(Collected data)
[start]

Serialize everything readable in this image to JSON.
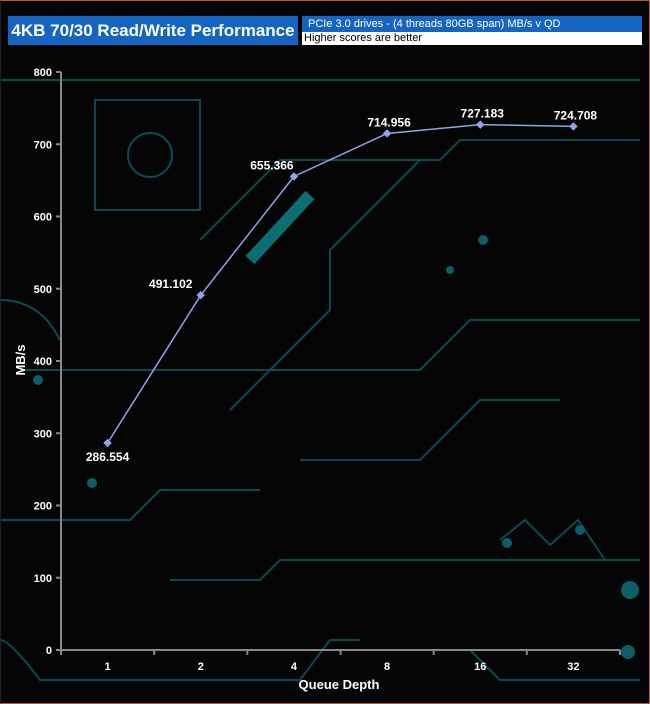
{
  "header": {
    "title": "4KB 70/30 Read/Write Performance",
    "subtitle": "PCIe 3.0 drives - (4 threads 80GB span) MB/s v QD",
    "note": "Higher scores are better"
  },
  "colors": {
    "title_bg": "#1565c0",
    "line": "#8fa3e8",
    "background": "#050505",
    "circuit": "#0b4f55"
  },
  "chart_data": {
    "type": "line",
    "title": "4KB 70/30 Read/Write Performance",
    "xlabel": "Queue Depth",
    "ylabel": "MB/s",
    "categories": [
      "1",
      "2",
      "4",
      "8",
      "16",
      "32"
    ],
    "series": [
      {
        "name": "MB/s",
        "values": [
          286.554,
          491.102,
          655.366,
          714.956,
          727.183,
          724.708
        ]
      }
    ],
    "value_labels": [
      "286.554",
      "491.102",
      "655.366",
      "714.956",
      "727.183",
      "724.708"
    ],
    "ylim": [
      0,
      800
    ],
    "yticks": [
      "0",
      "100",
      "200",
      "300",
      "400",
      "500",
      "600",
      "700",
      "800"
    ],
    "grid": false,
    "legend": "none"
  }
}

[end]

§ **Do this**
Restate each line of the records exactly; pictures do not belong in the copy.

§ **Written answer**
Serialize everything readable in this image to JSON.
{
  "header": {
    "title": "4KB 70/30 Read/Write Performance",
    "subtitle": "PCIe 3.0 drives - (4 threads 80GB span) MB/s v QD",
    "note": "Higher scores are better"
  },
  "colors": {
    "title_bg": "#1565c0",
    "line": "#8fa3e8",
    "background": "#050505",
    "circuit": "#0b4f55"
  },
  "chart_data": {
    "type": "line",
    "title": "4KB 70/30 Read/Write Performance",
    "xlabel": "Queue Depth",
    "ylabel": "MB/s",
    "categories": [
      "1",
      "2",
      "4",
      "8",
      "16",
      "32"
    ],
    "series": [
      {
        "name": "MB/s",
        "values": [
          286.554,
          491.102,
          655.366,
          714.956,
          727.183,
          724.708
        ]
      }
    ],
    "value_labels": [
      "286.554",
      "491.102",
      "655.366",
      "714.956",
      "727.183",
      "724.708"
    ],
    "ylim": [
      0,
      800
    ],
    "yticks": [
      "0",
      "100",
      "200",
      "300",
      "400",
      "500",
      "600",
      "700",
      "800"
    ],
    "grid": false,
    "legend": "none"
  }
}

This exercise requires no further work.